__What you will do__: Go through the material and pull out every line with the string "Selected" in it.

__Dataset entries__:
»»

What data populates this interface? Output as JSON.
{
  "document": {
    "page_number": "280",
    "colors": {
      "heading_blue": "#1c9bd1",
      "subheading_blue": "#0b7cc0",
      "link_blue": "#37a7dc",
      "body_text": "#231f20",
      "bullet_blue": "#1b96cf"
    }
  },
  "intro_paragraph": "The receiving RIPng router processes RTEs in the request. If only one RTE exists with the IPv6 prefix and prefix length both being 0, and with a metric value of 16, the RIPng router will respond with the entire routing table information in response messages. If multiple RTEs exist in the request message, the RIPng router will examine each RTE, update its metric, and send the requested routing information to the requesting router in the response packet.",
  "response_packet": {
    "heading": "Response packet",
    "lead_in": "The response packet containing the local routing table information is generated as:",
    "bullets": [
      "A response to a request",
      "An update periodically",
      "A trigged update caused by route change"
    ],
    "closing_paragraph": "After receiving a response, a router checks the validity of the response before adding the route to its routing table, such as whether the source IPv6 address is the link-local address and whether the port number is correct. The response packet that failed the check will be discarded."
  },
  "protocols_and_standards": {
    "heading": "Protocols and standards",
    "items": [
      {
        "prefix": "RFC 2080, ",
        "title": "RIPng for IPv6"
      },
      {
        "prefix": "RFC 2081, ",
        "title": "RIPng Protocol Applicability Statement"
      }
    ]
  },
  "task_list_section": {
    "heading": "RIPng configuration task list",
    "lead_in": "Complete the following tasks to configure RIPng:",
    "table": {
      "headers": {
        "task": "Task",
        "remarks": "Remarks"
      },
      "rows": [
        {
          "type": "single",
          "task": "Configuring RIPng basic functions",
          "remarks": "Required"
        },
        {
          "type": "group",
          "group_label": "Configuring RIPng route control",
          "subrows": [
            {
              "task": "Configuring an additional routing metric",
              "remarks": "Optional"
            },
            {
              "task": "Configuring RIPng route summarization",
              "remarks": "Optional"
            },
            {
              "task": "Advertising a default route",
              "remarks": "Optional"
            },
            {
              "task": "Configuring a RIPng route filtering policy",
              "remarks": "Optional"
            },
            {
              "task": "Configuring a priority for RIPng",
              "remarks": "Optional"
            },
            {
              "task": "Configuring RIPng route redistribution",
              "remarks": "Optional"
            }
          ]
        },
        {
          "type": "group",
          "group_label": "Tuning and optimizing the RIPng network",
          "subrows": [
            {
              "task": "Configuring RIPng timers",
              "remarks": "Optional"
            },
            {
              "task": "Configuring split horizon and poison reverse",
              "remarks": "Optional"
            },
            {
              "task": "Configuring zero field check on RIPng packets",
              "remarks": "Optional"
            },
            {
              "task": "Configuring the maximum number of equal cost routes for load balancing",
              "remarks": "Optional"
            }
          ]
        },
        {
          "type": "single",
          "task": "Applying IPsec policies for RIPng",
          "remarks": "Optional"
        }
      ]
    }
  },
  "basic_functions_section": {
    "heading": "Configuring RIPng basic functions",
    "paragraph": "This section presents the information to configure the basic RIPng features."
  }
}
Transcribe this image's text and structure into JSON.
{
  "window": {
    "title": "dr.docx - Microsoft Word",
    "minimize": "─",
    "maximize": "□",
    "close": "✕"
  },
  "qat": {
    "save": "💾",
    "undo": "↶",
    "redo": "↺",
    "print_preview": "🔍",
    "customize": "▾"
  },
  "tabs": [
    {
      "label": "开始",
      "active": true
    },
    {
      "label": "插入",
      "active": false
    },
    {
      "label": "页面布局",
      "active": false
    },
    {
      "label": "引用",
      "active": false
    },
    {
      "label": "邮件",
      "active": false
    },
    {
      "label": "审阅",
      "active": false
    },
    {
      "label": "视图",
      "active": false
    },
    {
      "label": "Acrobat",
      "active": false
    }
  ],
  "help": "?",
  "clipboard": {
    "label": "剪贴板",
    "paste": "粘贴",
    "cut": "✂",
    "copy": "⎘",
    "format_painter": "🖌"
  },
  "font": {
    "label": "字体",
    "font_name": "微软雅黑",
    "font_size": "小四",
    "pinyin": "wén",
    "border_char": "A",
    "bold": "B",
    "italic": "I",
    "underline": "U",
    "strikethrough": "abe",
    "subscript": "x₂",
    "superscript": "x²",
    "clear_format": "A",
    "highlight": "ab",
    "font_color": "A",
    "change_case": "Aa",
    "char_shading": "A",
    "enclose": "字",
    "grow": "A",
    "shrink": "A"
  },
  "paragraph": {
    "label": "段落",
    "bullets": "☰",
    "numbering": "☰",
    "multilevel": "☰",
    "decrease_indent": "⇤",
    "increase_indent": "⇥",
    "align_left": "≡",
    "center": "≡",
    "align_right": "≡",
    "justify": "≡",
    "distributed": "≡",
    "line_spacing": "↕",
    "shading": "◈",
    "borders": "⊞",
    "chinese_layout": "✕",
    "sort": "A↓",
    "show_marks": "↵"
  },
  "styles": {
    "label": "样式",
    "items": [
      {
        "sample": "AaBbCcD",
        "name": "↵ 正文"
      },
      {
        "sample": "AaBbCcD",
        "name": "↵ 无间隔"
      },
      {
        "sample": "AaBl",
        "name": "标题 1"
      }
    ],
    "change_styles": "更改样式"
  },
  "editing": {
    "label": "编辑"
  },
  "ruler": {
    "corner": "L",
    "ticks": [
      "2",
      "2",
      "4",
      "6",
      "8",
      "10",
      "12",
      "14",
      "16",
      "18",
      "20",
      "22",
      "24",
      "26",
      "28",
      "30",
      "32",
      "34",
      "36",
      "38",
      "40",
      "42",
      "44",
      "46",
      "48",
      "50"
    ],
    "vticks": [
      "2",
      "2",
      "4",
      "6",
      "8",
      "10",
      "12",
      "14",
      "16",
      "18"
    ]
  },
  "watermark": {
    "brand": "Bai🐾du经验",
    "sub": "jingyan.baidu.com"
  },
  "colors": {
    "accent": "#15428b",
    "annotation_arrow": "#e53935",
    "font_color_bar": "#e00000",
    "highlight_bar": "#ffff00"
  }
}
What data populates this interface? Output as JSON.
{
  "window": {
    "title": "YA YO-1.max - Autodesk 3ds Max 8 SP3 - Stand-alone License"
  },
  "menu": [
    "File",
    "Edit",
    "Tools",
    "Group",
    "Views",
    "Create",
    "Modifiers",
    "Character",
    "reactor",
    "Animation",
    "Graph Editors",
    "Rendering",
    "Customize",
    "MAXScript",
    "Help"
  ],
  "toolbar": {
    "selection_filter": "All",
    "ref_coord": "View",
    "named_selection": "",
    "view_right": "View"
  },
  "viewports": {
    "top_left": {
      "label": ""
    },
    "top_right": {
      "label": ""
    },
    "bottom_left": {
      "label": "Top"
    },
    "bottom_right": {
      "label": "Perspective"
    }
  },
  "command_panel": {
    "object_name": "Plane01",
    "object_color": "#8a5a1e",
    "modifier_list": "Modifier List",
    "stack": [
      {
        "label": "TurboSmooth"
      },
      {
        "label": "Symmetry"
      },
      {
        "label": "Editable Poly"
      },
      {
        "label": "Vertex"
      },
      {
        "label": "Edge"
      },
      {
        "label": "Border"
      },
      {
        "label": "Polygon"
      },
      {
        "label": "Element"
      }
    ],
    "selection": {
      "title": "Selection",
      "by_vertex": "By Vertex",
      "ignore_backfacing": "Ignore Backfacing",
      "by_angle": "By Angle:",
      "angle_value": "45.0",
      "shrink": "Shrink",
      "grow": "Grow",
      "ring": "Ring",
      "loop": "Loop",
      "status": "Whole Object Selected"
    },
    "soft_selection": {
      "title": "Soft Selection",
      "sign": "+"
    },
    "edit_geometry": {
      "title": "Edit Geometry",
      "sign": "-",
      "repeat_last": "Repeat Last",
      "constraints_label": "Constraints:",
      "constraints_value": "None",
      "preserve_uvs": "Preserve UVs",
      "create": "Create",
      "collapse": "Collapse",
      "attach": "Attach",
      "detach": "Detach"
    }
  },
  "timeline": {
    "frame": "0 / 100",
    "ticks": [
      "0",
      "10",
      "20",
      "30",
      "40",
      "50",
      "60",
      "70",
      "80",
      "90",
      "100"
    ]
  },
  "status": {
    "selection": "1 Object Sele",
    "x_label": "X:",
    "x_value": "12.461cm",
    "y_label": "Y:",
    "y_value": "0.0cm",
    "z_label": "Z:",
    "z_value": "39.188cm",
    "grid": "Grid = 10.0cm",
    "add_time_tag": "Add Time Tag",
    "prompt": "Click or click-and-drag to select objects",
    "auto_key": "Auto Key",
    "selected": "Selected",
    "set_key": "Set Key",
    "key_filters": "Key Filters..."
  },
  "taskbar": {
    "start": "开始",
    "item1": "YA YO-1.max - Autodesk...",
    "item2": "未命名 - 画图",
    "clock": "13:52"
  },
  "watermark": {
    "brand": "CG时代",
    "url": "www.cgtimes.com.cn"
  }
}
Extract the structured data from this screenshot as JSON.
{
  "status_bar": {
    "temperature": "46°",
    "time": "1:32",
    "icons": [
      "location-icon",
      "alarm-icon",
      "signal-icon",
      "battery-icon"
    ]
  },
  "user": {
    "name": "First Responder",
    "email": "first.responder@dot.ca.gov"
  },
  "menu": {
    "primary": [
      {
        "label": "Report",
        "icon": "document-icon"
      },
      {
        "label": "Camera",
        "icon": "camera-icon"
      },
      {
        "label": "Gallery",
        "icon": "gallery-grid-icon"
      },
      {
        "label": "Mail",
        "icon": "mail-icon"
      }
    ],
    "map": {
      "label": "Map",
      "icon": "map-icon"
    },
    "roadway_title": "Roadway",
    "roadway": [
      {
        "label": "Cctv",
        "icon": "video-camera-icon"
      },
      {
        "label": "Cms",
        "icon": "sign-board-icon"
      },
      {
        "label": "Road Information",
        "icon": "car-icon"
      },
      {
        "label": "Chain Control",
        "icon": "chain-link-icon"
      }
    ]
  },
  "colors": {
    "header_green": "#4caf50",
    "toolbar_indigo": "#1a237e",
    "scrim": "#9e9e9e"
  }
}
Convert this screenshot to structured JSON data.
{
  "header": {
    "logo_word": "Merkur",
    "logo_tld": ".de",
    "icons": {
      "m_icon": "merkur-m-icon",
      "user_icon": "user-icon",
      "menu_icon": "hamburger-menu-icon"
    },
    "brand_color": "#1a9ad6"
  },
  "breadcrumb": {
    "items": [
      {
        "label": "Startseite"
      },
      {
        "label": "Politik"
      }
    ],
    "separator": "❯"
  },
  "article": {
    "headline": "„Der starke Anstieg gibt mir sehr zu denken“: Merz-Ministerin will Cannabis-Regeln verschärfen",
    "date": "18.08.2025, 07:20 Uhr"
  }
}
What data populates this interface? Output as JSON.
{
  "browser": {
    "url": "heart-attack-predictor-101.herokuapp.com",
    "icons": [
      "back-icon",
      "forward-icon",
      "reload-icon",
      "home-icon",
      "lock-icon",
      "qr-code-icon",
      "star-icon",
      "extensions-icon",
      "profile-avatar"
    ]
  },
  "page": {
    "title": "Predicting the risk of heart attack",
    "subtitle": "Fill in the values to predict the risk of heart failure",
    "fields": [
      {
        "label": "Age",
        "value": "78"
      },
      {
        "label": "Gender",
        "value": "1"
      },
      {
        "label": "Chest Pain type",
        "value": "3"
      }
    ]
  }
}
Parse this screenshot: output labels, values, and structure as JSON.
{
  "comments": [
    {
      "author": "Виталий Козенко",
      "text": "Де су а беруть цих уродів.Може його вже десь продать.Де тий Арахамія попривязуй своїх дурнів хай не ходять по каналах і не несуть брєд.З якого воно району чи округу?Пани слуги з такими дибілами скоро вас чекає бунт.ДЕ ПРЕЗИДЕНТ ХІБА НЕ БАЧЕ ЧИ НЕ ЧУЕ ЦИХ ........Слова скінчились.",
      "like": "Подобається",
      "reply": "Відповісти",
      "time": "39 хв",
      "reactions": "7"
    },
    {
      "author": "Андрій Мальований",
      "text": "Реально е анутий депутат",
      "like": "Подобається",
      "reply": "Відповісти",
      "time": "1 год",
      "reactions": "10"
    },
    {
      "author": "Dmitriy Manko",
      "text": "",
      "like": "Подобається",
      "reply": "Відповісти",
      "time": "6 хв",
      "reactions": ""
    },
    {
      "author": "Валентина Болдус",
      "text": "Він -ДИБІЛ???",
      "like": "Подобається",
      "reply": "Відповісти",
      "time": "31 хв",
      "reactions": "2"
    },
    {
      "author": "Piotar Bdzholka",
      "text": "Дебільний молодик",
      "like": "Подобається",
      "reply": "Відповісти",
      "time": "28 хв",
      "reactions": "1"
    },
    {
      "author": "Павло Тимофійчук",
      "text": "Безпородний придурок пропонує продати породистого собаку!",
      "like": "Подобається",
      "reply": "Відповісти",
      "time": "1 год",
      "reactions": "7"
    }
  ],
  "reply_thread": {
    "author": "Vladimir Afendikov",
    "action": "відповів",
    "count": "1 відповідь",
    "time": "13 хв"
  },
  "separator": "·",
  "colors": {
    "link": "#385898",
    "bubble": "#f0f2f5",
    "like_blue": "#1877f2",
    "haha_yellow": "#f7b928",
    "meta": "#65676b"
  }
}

««

__The output__:
      "status": "Whole Object Selected"
    "selected": "Selected",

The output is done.